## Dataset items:
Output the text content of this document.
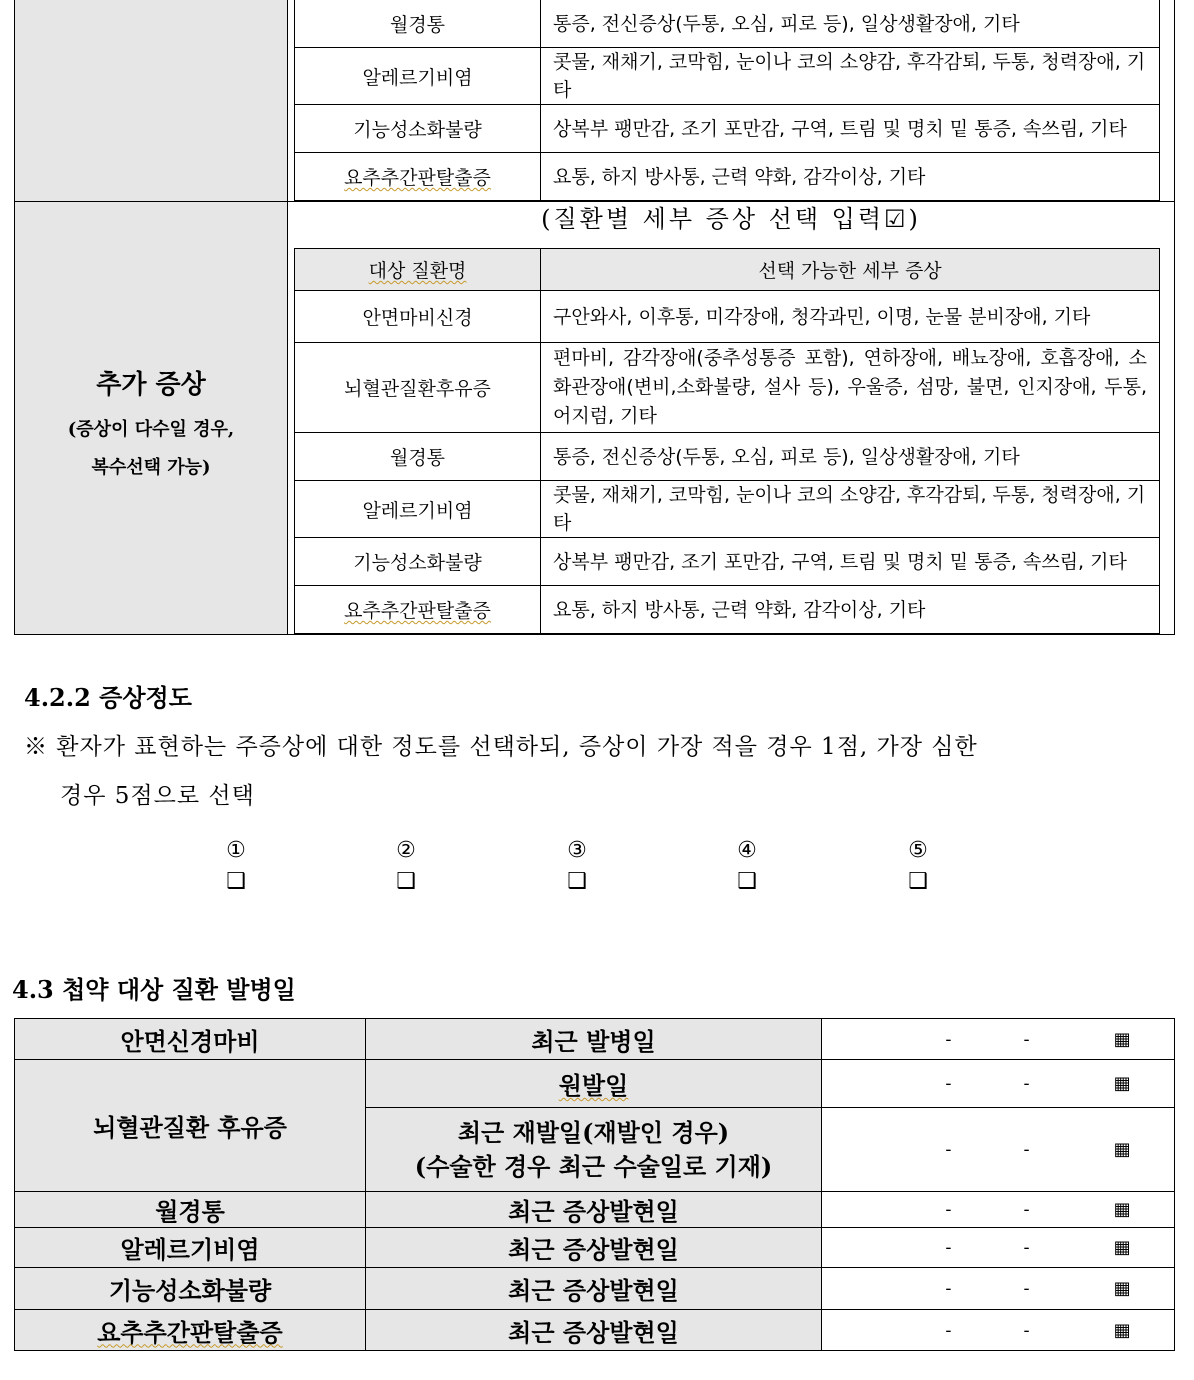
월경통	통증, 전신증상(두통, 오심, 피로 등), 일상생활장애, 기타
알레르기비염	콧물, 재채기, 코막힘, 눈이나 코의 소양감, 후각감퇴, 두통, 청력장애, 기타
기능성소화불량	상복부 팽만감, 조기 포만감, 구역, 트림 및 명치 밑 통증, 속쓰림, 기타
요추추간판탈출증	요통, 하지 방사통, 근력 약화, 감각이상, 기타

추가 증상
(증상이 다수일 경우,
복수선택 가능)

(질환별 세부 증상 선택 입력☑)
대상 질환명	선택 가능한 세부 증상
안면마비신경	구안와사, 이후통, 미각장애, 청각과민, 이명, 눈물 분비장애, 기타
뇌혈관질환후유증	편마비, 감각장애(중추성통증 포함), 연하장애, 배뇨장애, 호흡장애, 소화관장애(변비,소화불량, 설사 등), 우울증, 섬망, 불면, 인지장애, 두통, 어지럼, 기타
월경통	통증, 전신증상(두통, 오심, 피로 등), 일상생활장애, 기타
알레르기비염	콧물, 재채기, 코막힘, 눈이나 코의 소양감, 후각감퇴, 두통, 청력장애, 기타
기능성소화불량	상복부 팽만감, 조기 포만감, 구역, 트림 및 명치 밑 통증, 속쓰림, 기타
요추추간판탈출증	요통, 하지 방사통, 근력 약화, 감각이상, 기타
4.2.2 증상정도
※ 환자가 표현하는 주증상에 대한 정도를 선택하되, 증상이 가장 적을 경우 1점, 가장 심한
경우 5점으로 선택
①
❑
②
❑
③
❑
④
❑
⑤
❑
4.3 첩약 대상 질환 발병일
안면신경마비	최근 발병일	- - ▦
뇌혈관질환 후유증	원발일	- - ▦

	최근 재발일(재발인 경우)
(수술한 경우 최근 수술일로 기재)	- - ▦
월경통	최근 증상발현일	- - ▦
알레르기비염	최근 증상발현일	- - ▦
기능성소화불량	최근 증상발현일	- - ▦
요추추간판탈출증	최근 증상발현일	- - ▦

## PROBLEM TO SOLVE:
Output each line exactly; omit every picture.

## FULL OUTPUT:
Output the text content of this document.
월경통	통증, 전신증상(두통, 오심, 피로 등), 일상생활장애, 기타
알레르기비염	콧물, 재채기, 코막힘, 눈이나 코의 소양감, 후각감퇴, 두통, 청력장애, 기타
기능성소화불량	상복부 팽만감, 조기 포만감, 구역, 트림 및 명치 밑 통증, 속쓰림, 기타
요추추간판탈출증	요통, 하지 방사통, 근력 약화, 감각이상, 기타

추가 증상
(증상이 다수일 경우,
복수선택 가능)

(질환별 세부 증상 선택 입력☑)
대상 질환명	선택 가능한 세부 증상
안면마비신경	구안와사, 이후통, 미각장애, 청각과민, 이명, 눈물 분비장애, 기타
뇌혈관질환후유증	편마비, 감각장애(중추성통증 포함), 연하장애, 배뇨장애, 호흡장애, 소화관장애(변비,소화불량, 설사 등), 우울증, 섬망, 불면, 인지장애, 두통, 어지럼, 기타
월경통	통증, 전신증상(두통, 오심, 피로 등), 일상생활장애, 기타
알레르기비염	콧물, 재채기, 코막힘, 눈이나 코의 소양감, 후각감퇴, 두통, 청력장애, 기타
기능성소화불량	상복부 팽만감, 조기 포만감, 구역, 트림 및 명치 밑 통증, 속쓰림, 기타
요추추간판탈출증	요통, 하지 방사통, 근력 약화, 감각이상, 기타
4.2.2 증상정도
※ 환자가 표현하는 주증상에 대한 정도를 선택하되, 증상이 가장 적을 경우 1점, 가장 심한
경우 5점으로 선택
①
❑
②
❑
③
❑
④
❑
⑤
❑
4.3 첩약 대상 질환 발병일
안면신경마비	최근 발병일	- - ▦
뇌혈관질환 후유증	원발일	- - ▦

	최근 재발일(재발인 경우)
(수술한 경우 최근 수술일로 기재)	- - ▦
월경통	최근 증상발현일	- - ▦
알레르기비염	최근 증상발현일	- - ▦
기능성소화불량	최근 증상발현일	- - ▦
요추추간판탈출증	최근 증상발현일	- - ▦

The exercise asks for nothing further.